** START **

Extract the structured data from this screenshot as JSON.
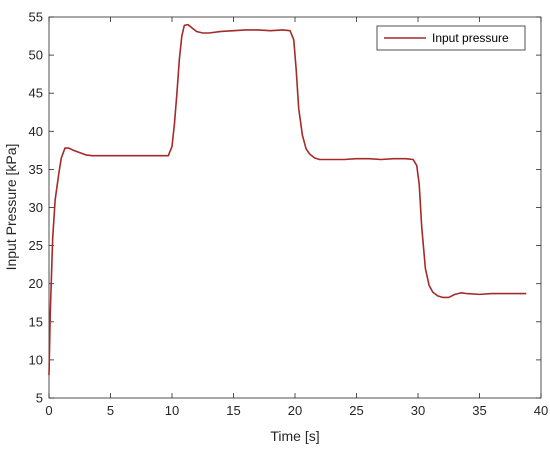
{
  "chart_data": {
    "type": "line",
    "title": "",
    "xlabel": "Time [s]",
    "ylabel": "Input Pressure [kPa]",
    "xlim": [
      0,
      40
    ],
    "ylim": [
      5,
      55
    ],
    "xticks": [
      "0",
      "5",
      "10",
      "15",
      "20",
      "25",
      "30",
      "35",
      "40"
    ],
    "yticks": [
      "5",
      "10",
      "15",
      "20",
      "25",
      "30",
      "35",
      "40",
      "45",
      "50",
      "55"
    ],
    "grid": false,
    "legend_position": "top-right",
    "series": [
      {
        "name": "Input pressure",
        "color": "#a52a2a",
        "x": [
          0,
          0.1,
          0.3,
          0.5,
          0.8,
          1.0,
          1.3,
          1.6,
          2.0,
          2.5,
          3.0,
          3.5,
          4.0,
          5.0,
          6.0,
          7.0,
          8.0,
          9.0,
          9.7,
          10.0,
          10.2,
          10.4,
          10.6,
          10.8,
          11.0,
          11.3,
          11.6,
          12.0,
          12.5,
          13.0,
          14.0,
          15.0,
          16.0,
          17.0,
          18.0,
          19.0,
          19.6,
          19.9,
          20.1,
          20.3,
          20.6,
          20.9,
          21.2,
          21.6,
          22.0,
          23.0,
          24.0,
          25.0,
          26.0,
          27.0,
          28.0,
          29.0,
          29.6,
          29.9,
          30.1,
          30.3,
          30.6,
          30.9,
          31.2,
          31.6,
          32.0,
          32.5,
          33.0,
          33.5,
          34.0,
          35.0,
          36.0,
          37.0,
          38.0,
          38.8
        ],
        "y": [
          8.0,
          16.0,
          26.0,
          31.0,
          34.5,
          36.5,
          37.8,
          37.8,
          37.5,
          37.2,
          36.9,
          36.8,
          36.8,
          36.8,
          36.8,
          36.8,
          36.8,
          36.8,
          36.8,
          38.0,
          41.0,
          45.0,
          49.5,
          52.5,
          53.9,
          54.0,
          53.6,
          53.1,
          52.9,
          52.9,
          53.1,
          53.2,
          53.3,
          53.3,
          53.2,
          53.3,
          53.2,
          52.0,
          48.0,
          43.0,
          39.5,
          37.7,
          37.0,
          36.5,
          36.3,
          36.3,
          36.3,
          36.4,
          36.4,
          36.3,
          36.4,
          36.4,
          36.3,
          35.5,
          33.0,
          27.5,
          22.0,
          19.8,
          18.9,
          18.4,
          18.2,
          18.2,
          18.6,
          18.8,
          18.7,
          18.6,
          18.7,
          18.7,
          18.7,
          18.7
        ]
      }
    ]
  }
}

** END **

GOAL:
Pictures are not part of the copy; output everything else in the records exactly.

EXERCISE OUTPUT:
Extract the structured data from this screenshot as JSON.
{
  "chart_data": {
    "type": "line",
    "title": "",
    "xlabel": "Time [s]",
    "ylabel": "Input Pressure [kPa]",
    "xlim": [
      0,
      40
    ],
    "ylim": [
      5,
      55
    ],
    "xticks": [
      "0",
      "5",
      "10",
      "15",
      "20",
      "25",
      "30",
      "35",
      "40"
    ],
    "yticks": [
      "5",
      "10",
      "15",
      "20",
      "25",
      "30",
      "35",
      "40",
      "45",
      "50",
      "55"
    ],
    "grid": false,
    "legend_position": "top-right",
    "series": [
      {
        "name": "Input pressure",
        "color": "#a52a2a",
        "x": [
          0,
          0.1,
          0.3,
          0.5,
          0.8,
          1.0,
          1.3,
          1.6,
          2.0,
          2.5,
          3.0,
          3.5,
          4.0,
          5.0,
          6.0,
          7.0,
          8.0,
          9.0,
          9.7,
          10.0,
          10.2,
          10.4,
          10.6,
          10.8,
          11.0,
          11.3,
          11.6,
          12.0,
          12.5,
          13.0,
          14.0,
          15.0,
          16.0,
          17.0,
          18.0,
          19.0,
          19.6,
          19.9,
          20.1,
          20.3,
          20.6,
          20.9,
          21.2,
          21.6,
          22.0,
          23.0,
          24.0,
          25.0,
          26.0,
          27.0,
          28.0,
          29.0,
          29.6,
          29.9,
          30.1,
          30.3,
          30.6,
          30.9,
          31.2,
          31.6,
          32.0,
          32.5,
          33.0,
          33.5,
          34.0,
          35.0,
          36.0,
          37.0,
          38.0,
          38.8
        ],
        "y": [
          8.0,
          16.0,
          26.0,
          31.0,
          34.5,
          36.5,
          37.8,
          37.8,
          37.5,
          37.2,
          36.9,
          36.8,
          36.8,
          36.8,
          36.8,
          36.8,
          36.8,
          36.8,
          36.8,
          38.0,
          41.0,
          45.0,
          49.5,
          52.5,
          53.9,
          54.0,
          53.6,
          53.1,
          52.9,
          52.9,
          53.1,
          53.2,
          53.3,
          53.3,
          53.2,
          53.3,
          53.2,
          52.0,
          48.0,
          43.0,
          39.5,
          37.7,
          37.0,
          36.5,
          36.3,
          36.3,
          36.3,
          36.4,
          36.4,
          36.3,
          36.4,
          36.4,
          36.3,
          35.5,
          33.0,
          27.5,
          22.0,
          19.8,
          18.9,
          18.4,
          18.2,
          18.2,
          18.6,
          18.8,
          18.7,
          18.6,
          18.7,
          18.7,
          18.7,
          18.7
        ]
      }
    ]
  }
}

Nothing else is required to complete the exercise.